**Task brief:**
Give only the lines from the one containing "Extract all readable text from this page." through the end of the material below, exactly as written.

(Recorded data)
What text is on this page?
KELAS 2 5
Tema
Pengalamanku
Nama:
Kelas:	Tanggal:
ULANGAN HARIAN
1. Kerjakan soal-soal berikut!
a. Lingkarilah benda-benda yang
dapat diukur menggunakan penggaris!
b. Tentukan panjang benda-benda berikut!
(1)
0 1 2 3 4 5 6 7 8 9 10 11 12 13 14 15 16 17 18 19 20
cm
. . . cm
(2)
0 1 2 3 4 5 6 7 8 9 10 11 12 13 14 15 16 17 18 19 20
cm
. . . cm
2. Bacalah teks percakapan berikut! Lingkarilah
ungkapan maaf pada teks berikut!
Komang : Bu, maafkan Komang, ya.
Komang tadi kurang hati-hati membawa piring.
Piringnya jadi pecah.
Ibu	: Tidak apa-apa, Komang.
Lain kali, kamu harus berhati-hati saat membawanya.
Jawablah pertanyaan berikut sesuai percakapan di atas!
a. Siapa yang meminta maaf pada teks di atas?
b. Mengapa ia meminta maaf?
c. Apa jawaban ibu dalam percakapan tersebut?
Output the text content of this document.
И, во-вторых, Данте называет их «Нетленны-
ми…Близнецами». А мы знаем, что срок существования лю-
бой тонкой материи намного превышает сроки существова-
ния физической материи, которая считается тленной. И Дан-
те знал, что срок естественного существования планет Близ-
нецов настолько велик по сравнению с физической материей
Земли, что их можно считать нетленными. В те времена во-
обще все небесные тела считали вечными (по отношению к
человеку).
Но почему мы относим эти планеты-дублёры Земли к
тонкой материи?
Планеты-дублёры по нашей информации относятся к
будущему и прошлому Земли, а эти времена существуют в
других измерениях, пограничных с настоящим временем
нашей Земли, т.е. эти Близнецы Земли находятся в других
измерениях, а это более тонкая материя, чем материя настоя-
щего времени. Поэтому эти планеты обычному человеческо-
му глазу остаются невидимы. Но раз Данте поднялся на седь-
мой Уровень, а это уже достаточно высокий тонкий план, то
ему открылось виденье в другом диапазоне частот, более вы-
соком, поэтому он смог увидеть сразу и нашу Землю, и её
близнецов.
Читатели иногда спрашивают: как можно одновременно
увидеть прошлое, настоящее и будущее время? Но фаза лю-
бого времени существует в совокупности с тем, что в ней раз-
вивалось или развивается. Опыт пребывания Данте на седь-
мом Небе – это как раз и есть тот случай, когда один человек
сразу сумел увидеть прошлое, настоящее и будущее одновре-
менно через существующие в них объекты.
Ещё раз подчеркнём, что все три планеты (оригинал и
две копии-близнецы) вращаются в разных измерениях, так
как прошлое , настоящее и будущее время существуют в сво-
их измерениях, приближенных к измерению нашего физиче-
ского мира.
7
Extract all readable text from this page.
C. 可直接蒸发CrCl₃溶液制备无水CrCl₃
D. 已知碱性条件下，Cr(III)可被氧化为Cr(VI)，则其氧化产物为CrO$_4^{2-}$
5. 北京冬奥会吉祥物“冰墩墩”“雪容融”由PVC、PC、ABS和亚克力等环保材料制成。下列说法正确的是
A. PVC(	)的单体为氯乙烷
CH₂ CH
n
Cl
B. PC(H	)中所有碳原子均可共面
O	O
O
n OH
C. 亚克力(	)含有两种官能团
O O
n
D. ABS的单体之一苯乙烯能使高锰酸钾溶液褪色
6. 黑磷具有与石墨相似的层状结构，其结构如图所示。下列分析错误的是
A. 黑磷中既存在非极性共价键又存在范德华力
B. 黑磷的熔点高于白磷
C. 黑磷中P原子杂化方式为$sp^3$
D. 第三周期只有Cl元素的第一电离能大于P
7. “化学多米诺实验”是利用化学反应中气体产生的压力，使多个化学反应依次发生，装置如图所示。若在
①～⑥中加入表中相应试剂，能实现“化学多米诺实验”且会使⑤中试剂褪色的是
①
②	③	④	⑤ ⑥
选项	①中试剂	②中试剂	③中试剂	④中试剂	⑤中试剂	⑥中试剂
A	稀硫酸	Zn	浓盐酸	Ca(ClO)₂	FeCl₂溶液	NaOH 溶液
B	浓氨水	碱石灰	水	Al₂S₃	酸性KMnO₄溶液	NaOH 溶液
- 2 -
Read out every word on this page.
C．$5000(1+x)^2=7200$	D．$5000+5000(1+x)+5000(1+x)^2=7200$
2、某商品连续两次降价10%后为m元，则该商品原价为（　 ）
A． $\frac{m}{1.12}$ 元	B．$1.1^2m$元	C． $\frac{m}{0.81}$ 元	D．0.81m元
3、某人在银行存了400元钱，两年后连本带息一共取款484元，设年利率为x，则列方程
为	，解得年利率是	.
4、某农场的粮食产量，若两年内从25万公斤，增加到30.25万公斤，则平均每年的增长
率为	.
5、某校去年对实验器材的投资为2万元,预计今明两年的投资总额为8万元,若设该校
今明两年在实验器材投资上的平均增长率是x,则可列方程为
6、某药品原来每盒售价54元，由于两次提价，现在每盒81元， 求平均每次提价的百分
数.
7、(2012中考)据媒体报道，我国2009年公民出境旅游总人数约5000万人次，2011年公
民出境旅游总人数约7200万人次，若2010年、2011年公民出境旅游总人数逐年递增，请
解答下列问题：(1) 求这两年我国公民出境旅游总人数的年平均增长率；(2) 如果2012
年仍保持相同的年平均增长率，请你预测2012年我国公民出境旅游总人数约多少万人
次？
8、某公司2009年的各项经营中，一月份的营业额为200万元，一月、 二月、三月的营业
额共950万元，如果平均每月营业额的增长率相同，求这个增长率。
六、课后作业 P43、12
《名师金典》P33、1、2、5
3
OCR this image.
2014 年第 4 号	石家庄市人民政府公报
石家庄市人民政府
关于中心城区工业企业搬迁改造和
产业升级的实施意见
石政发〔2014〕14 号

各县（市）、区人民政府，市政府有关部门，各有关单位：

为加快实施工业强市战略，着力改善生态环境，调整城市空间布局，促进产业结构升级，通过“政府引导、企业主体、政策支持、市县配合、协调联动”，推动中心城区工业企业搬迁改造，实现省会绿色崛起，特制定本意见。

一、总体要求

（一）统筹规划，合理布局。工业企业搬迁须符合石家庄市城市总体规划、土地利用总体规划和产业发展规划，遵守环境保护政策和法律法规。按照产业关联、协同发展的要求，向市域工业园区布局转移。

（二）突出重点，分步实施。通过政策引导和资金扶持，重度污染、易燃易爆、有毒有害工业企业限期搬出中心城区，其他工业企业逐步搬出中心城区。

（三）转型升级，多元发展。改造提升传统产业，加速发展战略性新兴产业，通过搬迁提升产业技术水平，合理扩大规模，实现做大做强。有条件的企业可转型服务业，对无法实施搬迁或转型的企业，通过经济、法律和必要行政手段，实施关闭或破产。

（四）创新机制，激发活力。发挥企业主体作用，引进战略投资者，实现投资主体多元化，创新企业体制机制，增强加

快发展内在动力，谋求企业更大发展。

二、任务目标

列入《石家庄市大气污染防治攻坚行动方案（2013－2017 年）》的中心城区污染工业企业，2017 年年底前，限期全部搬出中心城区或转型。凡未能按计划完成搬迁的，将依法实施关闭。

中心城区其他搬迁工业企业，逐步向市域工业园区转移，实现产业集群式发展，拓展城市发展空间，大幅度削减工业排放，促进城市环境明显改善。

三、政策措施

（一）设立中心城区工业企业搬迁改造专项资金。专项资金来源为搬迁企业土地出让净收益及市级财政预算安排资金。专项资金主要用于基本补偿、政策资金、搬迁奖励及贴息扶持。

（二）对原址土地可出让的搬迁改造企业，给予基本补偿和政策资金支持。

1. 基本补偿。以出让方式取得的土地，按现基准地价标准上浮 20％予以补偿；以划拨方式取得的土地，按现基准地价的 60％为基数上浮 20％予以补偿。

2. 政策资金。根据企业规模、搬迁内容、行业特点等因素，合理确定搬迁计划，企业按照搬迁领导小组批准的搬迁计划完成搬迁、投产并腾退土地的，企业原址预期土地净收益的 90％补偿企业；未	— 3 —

**Correct result:**
Extract all readable text from this page.
C. 可直接蒸发CrCl₃溶液制备无水CrCl₃
D. 已知碱性条件下，Cr(III)可被氧化为Cr(VI)，则其氧化产物为CrO$_4^{2-}$
5. 北京冬奥会吉祥物“冰墩墩”“雪容融”由PVC、PC、ABS和亚克力等环保材料制成。下列说法正确的是
A. PVC(	)的单体为氯乙烷
CH₂ CH
n
Cl
B. PC(H	)中所有碳原子均可共面
O	O
O
n OH
C. 亚克力(	)含有两种官能团
O O
n
D. ABS的单体之一苯乙烯能使高锰酸钾溶液褪色
6. 黑磷具有与石墨相似的层状结构，其结构如图所示。下列分析错误的是
A. 黑磷中既存在非极性共价键又存在范德华力
B. 黑磷的熔点高于白磷
C. 黑磷中P原子杂化方式为$sp^3$
D. 第三周期只有Cl元素的第一电离能大于P
7. “化学多米诺实验”是利用化学反应中气体产生的压力，使多个化学反应依次发生，装置如图所示。若在
①～⑥中加入表中相应试剂，能实现“化学多米诺实验”且会使⑤中试剂褪色的是
①
②	③	④	⑤ ⑥
选项	①中试剂	②中试剂	③中试剂	④中试剂	⑤中试剂	⑥中试剂
A	稀硫酸	Zn	浓盐酸	Ca(ClO)₂	FeCl₂溶液	NaOH 溶液
B	浓氨水	碱石灰	水	Al₂S₃	酸性KMnO₄溶液	NaOH 溶液
- 2 -
Read out every word on this page.
C．$5000(1+x)^2=7200$	D．$5000+5000(1+x)+5000(1+x)^2=7200$
2、某商品连续两次降价10%后为m元，则该商品原价为（　 ）
A． $\frac{m}{1.12}$ 元	B．$1.1^2m$元	C． $\frac{m}{0.81}$ 元	D．0.81m元
3、某人在银行存了400元钱，两年后连本带息一共取款484元，设年利率为x，则列方程
为	，解得年利率是	.
4、某农场的粮食产量，若两年内从25万公斤，增加到30.25万公斤，则平均每年的增长
率为	.
5、某校去年对实验器材的投资为2万元,预计今明两年的投资总额为8万元,若设该校
今明两年在实验器材投资上的平均增长率是x,则可列方程为
6、某药品原来每盒售价54元，由于两次提价，现在每盒81元， 求平均每次提价的百分
数.
7、(2012中考)据媒体报道，我国2009年公民出境旅游总人数约5000万人次，2011年公
民出境旅游总人数约7200万人次，若2010年、2011年公民出境旅游总人数逐年递增，请
解答下列问题：(1) 求这两年我国公民出境旅游总人数的年平均增长率；(2) 如果2012
年仍保持相同的年平均增长率，请你预测2012年我国公民出境旅游总人数约多少万人
次？
8、某公司2009年的各项经营中，一月份的营业额为200万元，一月、 二月、三月的营业
额共950万元，如果平均每月营业额的增长率相同，求这个增长率。
六、课后作业 P43、12
《名师金典》P33、1、2、5
3
OCR this image.
2014 年第 4 号	石家庄市人民政府公报
石家庄市人民政府
关于中心城区工业企业搬迁改造和
产业升级的实施意见
石政发〔2014〕14 号

各县（市）、区人民政府，市政府有关部门，各有关单位：

为加快实施工业强市战略，着力改善生态环境，调整城市空间布局，促进产业结构升级，通过“政府引导、企业主体、政策支持、市县配合、协调联动”，推动中心城区工业企业搬迁改造，实现省会绿色崛起，特制定本意见。

一、总体要求

（一）统筹规划，合理布局。工业企业搬迁须符合石家庄市城市总体规划、土地利用总体规划和产业发展规划，遵守环境保护政策和法律法规。按照产业关联、协同发展的要求，向市域工业园区布局转移。

（二）突出重点，分步实施。通过政策引导和资金扶持，重度污染、易燃易爆、有毒有害工业企业限期搬出中心城区，其他工业企业逐步搬出中心城区。

（三）转型升级，多元发展。改造提升传统产业，加速发展战略性新兴产业，通过搬迁提升产业技术水平，合理扩大规模，实现做大做强。有条件的企业可转型服务业，对无法实施搬迁或转型的企业，通过经济、法律和必要行政手段，实施关闭或破产。

（四）创新机制，激发活力。发挥企业主体作用，引进战略投资者，实现投资主体多元化，创新企业体制机制，增强加

快发展内在动力，谋求企业更大发展。

二、任务目标

列入《石家庄市大气污染防治攻坚行动方案（2013－2017 年）》的中心城区污染工业企业，2017 年年底前，限期全部搬出中心城区或转型。凡未能按计划完成搬迁的，将依法实施关闭。

中心城区其他搬迁工业企业，逐步向市域工业园区转移，实现产业集群式发展，拓展城市发展空间，大幅度削减工业排放，促进城市环境明显改善。

三、政策措施

（一）设立中心城区工业企业搬迁改造专项资金。专项资金来源为搬迁企业土地出让净收益及市级财政预算安排资金。专项资金主要用于基本补偿、政策资金、搬迁奖励及贴息扶持。

（二）对原址土地可出让的搬迁改造企业，给予基本补偿和政策资金支持。

1. 基本补偿。以出让方式取得的土地，按现基准地价标准上浮 20％予以补偿；以划拨方式取得的土地，按现基准地价的 60％为基数上浮 20％予以补偿。

2. 政策资金。根据企业规模、搬迁内容、行业特点等因素，合理确定搬迁计划，企业按照搬迁领导小组批准的搬迁计划完成搬迁、投产并腾退土地的，企业原址预期土地净收益的 90％补偿企业；未	— 3 —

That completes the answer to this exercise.